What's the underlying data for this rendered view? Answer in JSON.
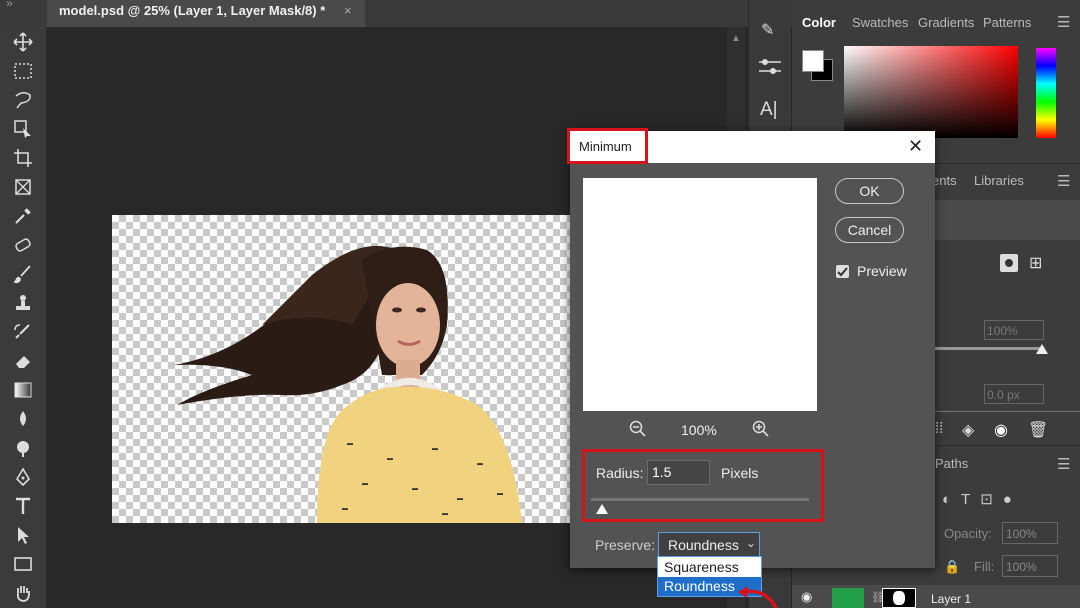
{
  "document_tab": {
    "title": "model.psd @ 25% (Layer 1, Layer Mask/8) *",
    "close": "×"
  },
  "toolbar": {
    "tools": [
      "move-tool",
      "rectangular-marquee-tool",
      "lasso-tool",
      "object-selection-tool",
      "crop-tool",
      "frame-tool",
      "eyedropper-tool",
      "healing-brush-tool",
      "brush-tool",
      "clone-stamp-tool",
      "history-brush-tool",
      "eraser-tool",
      "gradient-tool",
      "blur-tool",
      "dodge-tool",
      "pen-tool",
      "type-tool",
      "path-selection-tool",
      "rectangle-tool",
      "hand-tool"
    ]
  },
  "panels": {
    "color_tabs": [
      "Color",
      "Swatches",
      "Gradients",
      "Patterns"
    ],
    "second_tabs": [
      "ents",
      "Libraries"
    ],
    "layers_labels": {
      "paths_tab": "Paths",
      "opacity_label": "Opacity:",
      "opacity_value": "100%",
      "fill_label": "Fill:",
      "fill_value": "100%",
      "layer_name": "Layer 1",
      "density_value": "100%",
      "feather_value": "0.0 px"
    }
  },
  "dialog": {
    "title": "Minimum",
    "close": "✕",
    "ok_label": "OK",
    "cancel_label": "Cancel",
    "preview_label": "Preview",
    "preview_checked": true,
    "zoom_value": "100%",
    "radius_label": "Radius:",
    "radius_value": "1.5",
    "radius_unit": "Pixels",
    "radius_slider_fraction": 0.05,
    "preserve_label": "Preserve:",
    "preserve_selected": "Roundness",
    "preserve_options": [
      "Squareness",
      "Roundness"
    ]
  },
  "colors": {
    "accent_red": "#d7121b",
    "selection_blue": "#1f6fc9"
  }
}
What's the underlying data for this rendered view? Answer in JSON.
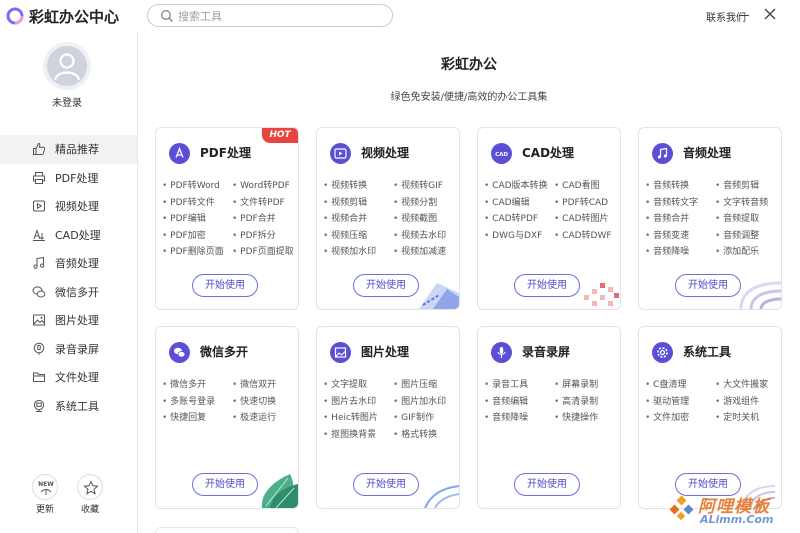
{
  "app": {
    "title": "彩虹办公中心"
  },
  "search": {
    "placeholder": "搜索工具"
  },
  "header": {
    "contact": "联系我们"
  },
  "user": {
    "status": "未登录"
  },
  "sidebar": {
    "items": [
      {
        "label": "精品推荐",
        "icon": "thumbs-up-icon",
        "active": true
      },
      {
        "label": "PDF处理",
        "icon": "printer-icon"
      },
      {
        "label": "视频处理",
        "icon": "play-icon"
      },
      {
        "label": "CAD处理",
        "icon": "cad-icon"
      },
      {
        "label": "音频处理",
        "icon": "music-icon"
      },
      {
        "label": "微信多开",
        "icon": "wechat-icon"
      },
      {
        "label": "图片处理",
        "icon": "image-icon"
      },
      {
        "label": "录音录屏",
        "icon": "mic-icon"
      },
      {
        "label": "文件处理",
        "icon": "folder-icon"
      },
      {
        "label": "系统工具",
        "icon": "monitor-icon"
      }
    ],
    "update_label": "更新",
    "favorite_label": "收藏",
    "new_badge": "NEW"
  },
  "main": {
    "headline": "彩虹办公",
    "subline": "绿色免安装/便捷/高效的办公工具集",
    "start_label": "开始使用",
    "hot_badge": "HOT",
    "cards": [
      {
        "title": "PDF处理",
        "icon": "pdf-icon",
        "color": "#5b4fd6",
        "features": [
          "PDF转Word",
          "Word转PDF",
          "PDF转文件",
          "文件转PDF",
          "PDF编辑",
          "PDF合并",
          "PDF加密",
          "PDF拆分",
          "PDF删除页面",
          "PDF页面提取"
        ]
      },
      {
        "title": "视频处理",
        "icon": "video-icon",
        "color": "#5b4fd6",
        "features": [
          "视频转换",
          "视频转GIF",
          "视频剪辑",
          "视频分割",
          "视频合并",
          "视频截图",
          "视频压缩",
          "视频去水印",
          "视频加水印",
          "视频加减速"
        ]
      },
      {
        "title": "CAD处理",
        "icon": "cad-icon",
        "color": "#5b4fd6",
        "features": [
          "CAD版本转换",
          "CAD看图",
          "CAD编辑",
          "PDF转CAD",
          "CAD转PDF",
          "CAD转图片",
          "DWG与DXF",
          "CAD转DWF"
        ]
      },
      {
        "title": "音频处理",
        "icon": "music-icon",
        "color": "#5b4fd6",
        "features": [
          "音频转换",
          "音频剪辑",
          "音频转文字",
          "文字转音频",
          "音频合并",
          "音频提取",
          "音频变速",
          "音频调整",
          "音频降噪",
          "添加配乐"
        ]
      },
      {
        "title": "微信多开",
        "icon": "wechat-icon",
        "color": "#5b4fd6",
        "features": [
          "微信多开",
          "微信双开",
          "多账号登录",
          "快速切换",
          "快捷回复",
          "极速运行"
        ]
      },
      {
        "title": "图片处理",
        "icon": "image-icon",
        "color": "#5b4fd6",
        "features": [
          "文字提取",
          "图片压缩",
          "图片去水印",
          "图片加水印",
          "Heic转图片",
          "GIF制作",
          "抠图换背景",
          "格式转换"
        ]
      },
      {
        "title": "录音录屏",
        "icon": "mic-icon",
        "color": "#5b4fd6",
        "features": [
          "录音工具",
          "屏幕录制",
          "音频编辑",
          "高清录制",
          "音频降噪",
          "快捷操作"
        ]
      },
      {
        "title": "系统工具",
        "icon": "gear-icon",
        "color": "#5b4fd6",
        "features": [
          "C盘清理",
          "大文件搬家",
          "驱动管理",
          "游戏组件",
          "文件加密",
          "定时关机"
        ]
      }
    ]
  },
  "watermark": {
    "line1": "阿哩模板",
    "line2": "ALimm.Com"
  }
}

TASK GOAL: Reproduce all entries exactly. Pictures do not belong in the copy.

RESULT:
What's the underlying data for this rendered view? Answer in JSON.
{
  "document_tab": {
    "title": "model.psd @ 25% (Layer 1, Layer Mask/8) *",
    "close": "×"
  },
  "toolbar": {
    "tools": [
      "move-tool",
      "rectangular-marquee-tool",
      "lasso-tool",
      "object-selection-tool",
      "crop-tool",
      "frame-tool",
      "eyedropper-tool",
      "healing-brush-tool",
      "brush-tool",
      "clone-stamp-tool",
      "history-brush-tool",
      "eraser-tool",
      "gradient-tool",
      "blur-tool",
      "dodge-tool",
      "pen-tool",
      "type-tool",
      "path-selection-tool",
      "rectangle-tool",
      "hand-tool"
    ]
  },
  "panels": {
    "color_tabs": [
      "Color",
      "Swatches",
      "Gradients",
      "Patterns"
    ],
    "second_tabs": [
      "ents",
      "Libraries"
    ],
    "layers_labels": {
      "paths_tab": "Paths",
      "opacity_label": "Opacity:",
      "opacity_value": "100%",
      "fill_label": "Fill:",
      "fill_value": "100%",
      "layer_name": "Layer 1",
      "density_value": "100%",
      "feather_value": "0.0 px"
    }
  },
  "dialog": {
    "title": "Minimum",
    "close": "✕",
    "ok_label": "OK",
    "cancel_label": "Cancel",
    "preview_label": "Preview",
    "preview_checked": true,
    "zoom_value": "100%",
    "radius_label": "Radius:",
    "radius_value": "1.5",
    "radius_unit": "Pixels",
    "radius_slider_fraction": 0.05,
    "preserve_label": "Preserve:",
    "preserve_selected": "Roundness",
    "preserve_options": [
      "Squareness",
      "Roundness"
    ]
  },
  "colors": {
    "accent_red": "#d7121b",
    "selection_blue": "#1f6fc9"
  }
}
What's the underlying data for this rendered view? Answer in JSON.
{
  "app": {
    "title": "彩虹办公中心"
  },
  "search": {
    "placeholder": "搜索工具"
  },
  "header": {
    "contact": "联系我们"
  },
  "user": {
    "status": "未登录"
  },
  "sidebar": {
    "items": [
      {
        "label": "精品推荐",
        "icon": "thumbs-up-icon",
        "active": true
      },
      {
        "label": "PDF处理",
        "icon": "printer-icon"
      },
      {
        "label": "视频处理",
        "icon": "play-icon"
      },
      {
        "label": "CAD处理",
        "icon": "cad-icon"
      },
      {
        "label": "音频处理",
        "icon": "music-icon"
      },
      {
        "label": "微信多开",
        "icon": "wechat-icon"
      },
      {
        "label": "图片处理",
        "icon": "image-icon"
      },
      {
        "label": "录音录屏",
        "icon": "mic-icon"
      },
      {
        "label": "文件处理",
        "icon": "folder-icon"
      },
      {
        "label": "系统工具",
        "icon": "monitor-icon"
      }
    ],
    "update_label": "更新",
    "favorite_label": "收藏",
    "new_badge": "NEW"
  },
  "main": {
    "headline": "彩虹办公",
    "subline": "绿色免安装/便捷/高效的办公工具集",
    "start_label": "开始使用",
    "hot_badge": "HOT",
    "cards": [
      {
        "title": "PDF处理",
        "icon": "pdf-icon",
        "color": "#5b4fd6",
        "features": [
          "PDF转Word",
          "Word转PDF",
          "PDF转文件",
          "文件转PDF",
          "PDF编辑",
          "PDF合并",
          "PDF加密",
          "PDF拆分",
          "PDF删除页面",
          "PDF页面提取"
        ]
      },
      {
        "title": "视频处理",
        "icon": "video-icon",
        "color": "#5b4fd6",
        "features": [
          "视频转换",
          "视频转GIF",
          "视频剪辑",
          "视频分割",
          "视频合并",
          "视频截图",
          "视频压缩",
          "视频去水印",
          "视频加水印",
          "视频加减速"
        ]
      },
      {
        "title": "CAD处理",
        "icon": "cad-icon",
        "color": "#5b4fd6",
        "features": [
          "CAD版本转换",
          "CAD看图",
          "CAD编辑",
          "PDF转CAD",
          "CAD转PDF",
          "CAD转图片",
          "DWG与DXF",
          "CAD转DWF"
        ]
      },
      {
        "title": "音频处理",
        "icon": "music-icon",
        "color": "#5b4fd6",
        "features": [
          "音频转换",
          "音频剪辑",
          "音频转文字",
          "文字转音频",
          "音频合并",
          "音频提取",
          "音频变速",
          "音频调整",
          "音频降噪",
          "添加配乐"
        ]
      },
      {
        "title": "微信多开",
        "icon": "wechat-icon",
        "color": "#5b4fd6",
        "features": [
          "微信多开",
          "微信双开",
          "多账号登录",
          "快速切换",
          "快捷回复",
          "极速运行"
        ]
      },
      {
        "title": "图片处理",
        "icon": "image-icon",
        "color": "#5b4fd6",
        "features": [
          "文字提取",
          "图片压缩",
          "图片去水印",
          "图片加水印",
          "Heic转图片",
          "GIF制作",
          "抠图换背景",
          "格式转换"
        ]
      },
      {
        "title": "录音录屏",
        "icon": "mic-icon",
        "color": "#5b4fd6",
        "features": [
          "录音工具",
          "屏幕录制",
          "音频编辑",
          "高清录制",
          "音频降噪",
          "快捷操作"
        ]
      },
      {
        "title": "系统工具",
        "icon": "gear-icon",
        "color": "#5b4fd6",
        "features": [
          "C盘清理",
          "大文件搬家",
          "驱动管理",
          "游戏组件",
          "文件加密",
          "定时关机"
        ]
      }
    ]
  },
  "watermark": {
    "line1": "阿哩模板",
    "line2": "ALimm.Com"
  }
}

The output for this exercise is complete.